→ Exercise goal
Convert the lines of the material beginning with the line containing "detail-tab[interactable]: 操作记录 [616,147,746,183]" and continuing through the line containing "table-cell: 重新提交执行 [798,362,882,378]" into a JSON list of strings, one string per line, skipping blank lines.

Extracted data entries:
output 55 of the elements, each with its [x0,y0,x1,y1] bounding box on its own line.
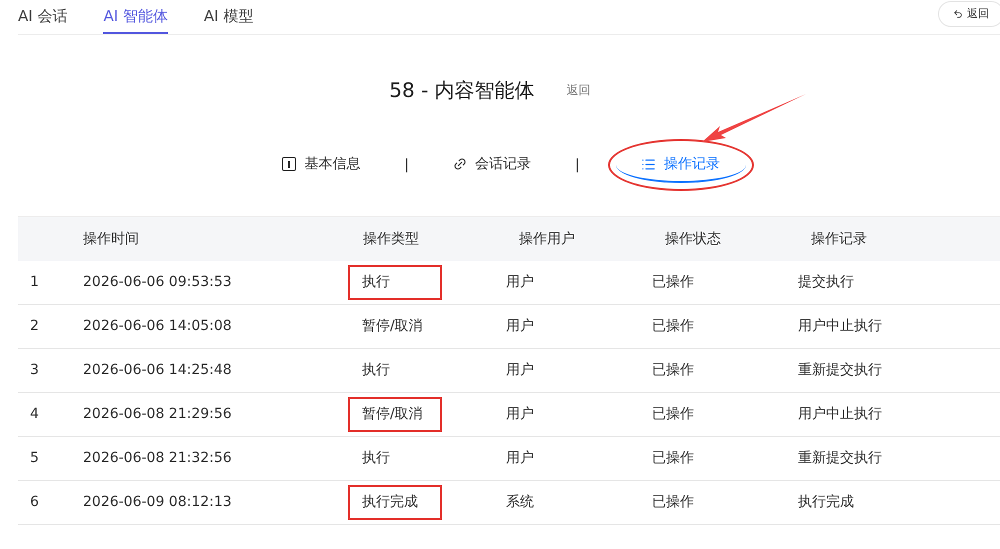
detail-tab[interactable]: 操作记录 [616,147,746,183]
table-cell: 2026-06-08 21:32:56 [83,450,232,466]
table-cell: 用户 [506,274,534,290]
table-cell: 用户 [506,406,534,422]
nav-tab[interactable]: AI 模型 [204,0,254,34]
table-cell: 已操作 [652,494,694,510]
table-cell: 提交执行 [798,274,854,290]
table-cell: 2026-06-09 08:12:13 [83,494,232,510]
table-cell: 6 [30,494,39,510]
detail-tab[interactable]: 基本信息 [274,147,368,183]
table-cell: 重新提交执行 [798,362,882,378]
tab-separator: | [404,156,409,174]
back-link[interactable]: 返回 [566,81,591,99]
info-icon [282,157,296,171]
nav-tab[interactable]: AI 智能体 [103,0,168,34]
table-cell-text: 执行 [361,361,391,380]
column-header: 操作状态 [665,230,722,248]
table-cell: 执行完成 [798,494,854,510]
table-cell: 用户 [506,362,534,378]
table-cell: 暂停/取消 [350,399,440,430]
table-cell: 5 [30,450,39,466]
table-cell: 4 [30,406,39,422]
table-cell: 1 [30,274,39,290]
table-cell: 2026-06-06 09:53:53 [83,274,232,290]
table-cell: 系统 [506,494,534,510]
column-header: 操作类型 [363,230,420,248]
detail-tab[interactable]: 会话记录 [445,147,539,183]
tab-separator: | [575,156,580,174]
column-header: 操作用户 [519,230,576,248]
list-icon [641,156,656,172]
table-cell: 已操作 [652,362,694,378]
page-title: 58 - 内容智能体 [389,77,535,104]
table-cell: 重新提交执行 [798,450,882,466]
table-cell: 执行 [350,267,440,298]
table-cell: 3 [30,362,39,378]
column-header: 操作时间 [83,230,140,248]
table-cell: 2026-06-08 21:29:56 [83,406,232,422]
back-button[interactable]: 返回 [938,1,1000,27]
table-cell: 用户 [506,450,534,466]
table-cell: 2 [30,318,39,334]
nav-tab[interactable]: AI 会话 [18,0,68,34]
table-cell: 2026-06-06 14:05:08 [83,318,232,334]
table-cell: 已操作 [652,406,694,422]
table-cell: 用户中止执行 [798,318,882,334]
table-cell-text: 暂停/取消 [361,317,424,336]
table-cell: 已操作 [652,450,694,466]
column-header: 操作记录 [811,230,868,248]
table-cell: 2026-06-06 14:25:48 [83,362,232,378]
table-cell: 执行完成 [350,487,440,518]
table-cell: 用户 [506,318,534,334]
table-cell: 已操作 [652,274,694,290]
table-cell: 已操作 [652,318,694,334]
table-cell: 用户中止执行 [798,406,882,422]
back-icon [953,9,963,19]
table-cell-text: 执行 [361,449,391,468]
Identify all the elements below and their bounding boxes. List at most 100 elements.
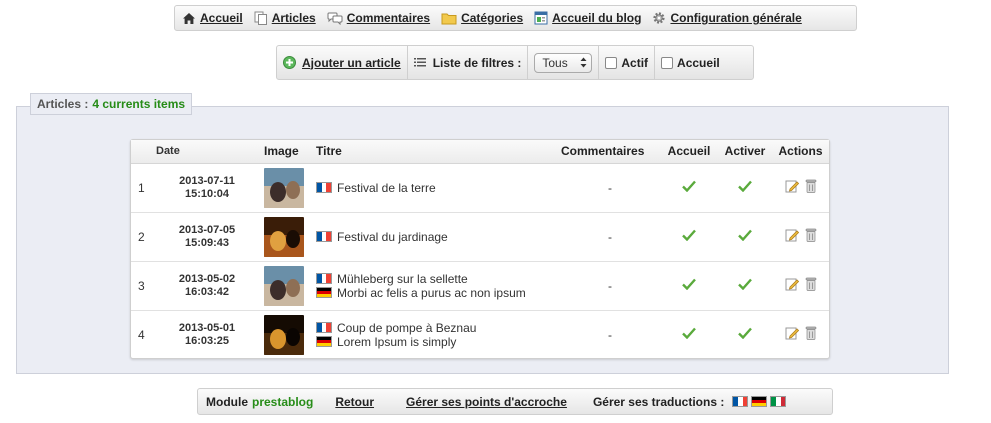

→ Answer to this exercise
[
  "detail-tab[interactable]: 操作记录 [616,147,746,183]",
  "table-cell: 2026-06-08 21:32:56 [83,450,232,466]",
  "table-cell: 用户 [506,274,534,290]",
  "table-cell: 用户 [506,406,534,422]",
  "nav-tab[interactable]: AI 模型 [204,0,254,34]",
  "table-cell: 已操作 [652,494,694,510]",
  "table-cell: 提交执行 [798,274,854,290]",
  "table-cell: 2026-06-09 08:12:13 [83,494,232,510]",
  "table-cell: 6 [30,494,39,510]",
  "detail-tab[interactable]: 基本信息 [274,147,368,183]",
  "table-cell: 重新提交执行 [798,362,882,378]"
]